[BEGIN]
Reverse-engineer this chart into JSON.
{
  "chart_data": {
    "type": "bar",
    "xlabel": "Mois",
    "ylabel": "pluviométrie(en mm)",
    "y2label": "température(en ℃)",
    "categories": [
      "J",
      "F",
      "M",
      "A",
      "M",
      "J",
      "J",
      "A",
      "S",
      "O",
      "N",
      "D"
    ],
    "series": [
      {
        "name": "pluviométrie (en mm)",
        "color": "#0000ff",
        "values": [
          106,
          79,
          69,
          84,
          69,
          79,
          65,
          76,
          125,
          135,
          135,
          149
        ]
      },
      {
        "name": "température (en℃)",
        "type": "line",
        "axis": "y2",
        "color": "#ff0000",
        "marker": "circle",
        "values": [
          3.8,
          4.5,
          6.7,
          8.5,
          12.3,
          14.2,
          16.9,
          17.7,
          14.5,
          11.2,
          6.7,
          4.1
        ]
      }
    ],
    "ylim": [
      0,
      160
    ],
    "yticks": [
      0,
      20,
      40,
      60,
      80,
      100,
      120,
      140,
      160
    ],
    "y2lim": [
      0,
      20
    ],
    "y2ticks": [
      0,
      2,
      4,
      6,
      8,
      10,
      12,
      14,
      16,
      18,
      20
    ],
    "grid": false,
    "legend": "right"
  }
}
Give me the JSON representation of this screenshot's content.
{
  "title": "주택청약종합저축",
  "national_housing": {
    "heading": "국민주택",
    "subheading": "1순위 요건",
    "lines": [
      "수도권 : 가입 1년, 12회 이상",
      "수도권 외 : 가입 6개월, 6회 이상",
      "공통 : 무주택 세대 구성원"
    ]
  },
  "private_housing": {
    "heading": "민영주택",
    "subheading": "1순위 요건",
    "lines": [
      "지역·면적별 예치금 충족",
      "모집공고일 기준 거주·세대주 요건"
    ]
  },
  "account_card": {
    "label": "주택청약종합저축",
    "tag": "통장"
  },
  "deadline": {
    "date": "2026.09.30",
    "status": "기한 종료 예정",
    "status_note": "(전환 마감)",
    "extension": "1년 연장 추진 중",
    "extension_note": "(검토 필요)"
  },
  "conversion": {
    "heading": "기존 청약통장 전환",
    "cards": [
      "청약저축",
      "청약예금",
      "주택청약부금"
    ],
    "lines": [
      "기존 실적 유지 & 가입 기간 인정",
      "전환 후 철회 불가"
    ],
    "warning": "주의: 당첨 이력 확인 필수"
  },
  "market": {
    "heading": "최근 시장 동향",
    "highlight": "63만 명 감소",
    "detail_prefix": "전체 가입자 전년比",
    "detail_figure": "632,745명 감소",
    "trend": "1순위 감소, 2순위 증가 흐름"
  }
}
[END]
→ **Task instructions**:
Extract the full set of entries word for word.

→ **Answer to this exercise**:
Reverse-engineer this chart into JSON.
{
  "chart_data": {
    "type": "bar",
    "xlabel": "Mois",
    "ylabel": "pluviométrie(en mm)",
    "y2label": "température(en ℃)",
    "categories": [
      "J",
      "F",
      "M",
      "A",
      "M",
      "J",
      "J",
      "A",
      "S",
      "O",
      "N",
      "D"
    ],
    "series": [
      {
        "name": "pluviométrie (en mm)",
        "color": "#0000ff",
        "values": [
          106,
          79,
          69,
          84,
          69,
          79,
          65,
          76,
          125,
          135,
          135,
          149
        ]
      },
      {
        "name": "température (en℃)",
        "type": "line",
        "axis": "y2",
        "color": "#ff0000",
        "marker": "circle",
        "values": [
          3.8,
          4.5,
          6.7,
          8.5,
          12.3,
          14.2,
          16.9,
          17.7,
          14.5,
          11.2,
          6.7,
          4.1
        ]
      }
    ],
    "ylim": [
      0,
      160
    ],
    "yticks": [
      0,
      20,
      40,
      60,
      80,
      100,
      120,
      140,
      160
    ],
    "y2lim": [
      0,
      20
    ],
    "y2ticks": [
      0,
      2,
      4,
      6,
      8,
      10,
      12,
      14,
      16,
      18,
      20
    ],
    "grid": false,
    "legend": "right"
  }
}
Give me the JSON representation of this screenshot's content.
{
  "title": "주택청약종합저축",
  "national_housing": {
    "heading": "국민주택",
    "subheading": "1순위 요건",
    "lines": [
      "수도권 : 가입 1년, 12회 이상",
      "수도권 외 : 가입 6개월, 6회 이상",
      "공통 : 무주택 세대 구성원"
    ]
  },
  "private_housing": {
    "heading": "민영주택",
    "subheading": "1순위 요건",
    "lines": [
      "지역·면적별 예치금 충족",
      "모집공고일 기준 거주·세대주 요건"
    ]
  },
  "account_card": {
    "label": "주택청약종합저축",
    "tag": "통장"
  },
  "deadline": {
    "date": "2026.09.30",
    "status": "기한 종료 예정",
    "status_note": "(전환 마감)",
    "extension": "1년 연장 추진 중",
    "extension_note": "(검토 필요)"
  },
  "conversion": {
    "heading": "기존 청약통장 전환",
    "cards": [
      "청약저축",
      "청약예금",
      "주택청약부금"
    ],
    "lines": [
      "기존 실적 유지 & 가입 기간 인정",
      "전환 후 철회 불가"
    ],
    "warning": "주의: 당첨 이력 확인 필수"
  },
  "market": {
    "heading": "최근 시장 동향",
    "highlight": "63만 명 감소",
    "detail_prefix": "전체 가입자 전년比",
    "detail_figure": "632,745명 감소",
    "trend": "1순위 감소, 2순위 증가 흐름"
  }
}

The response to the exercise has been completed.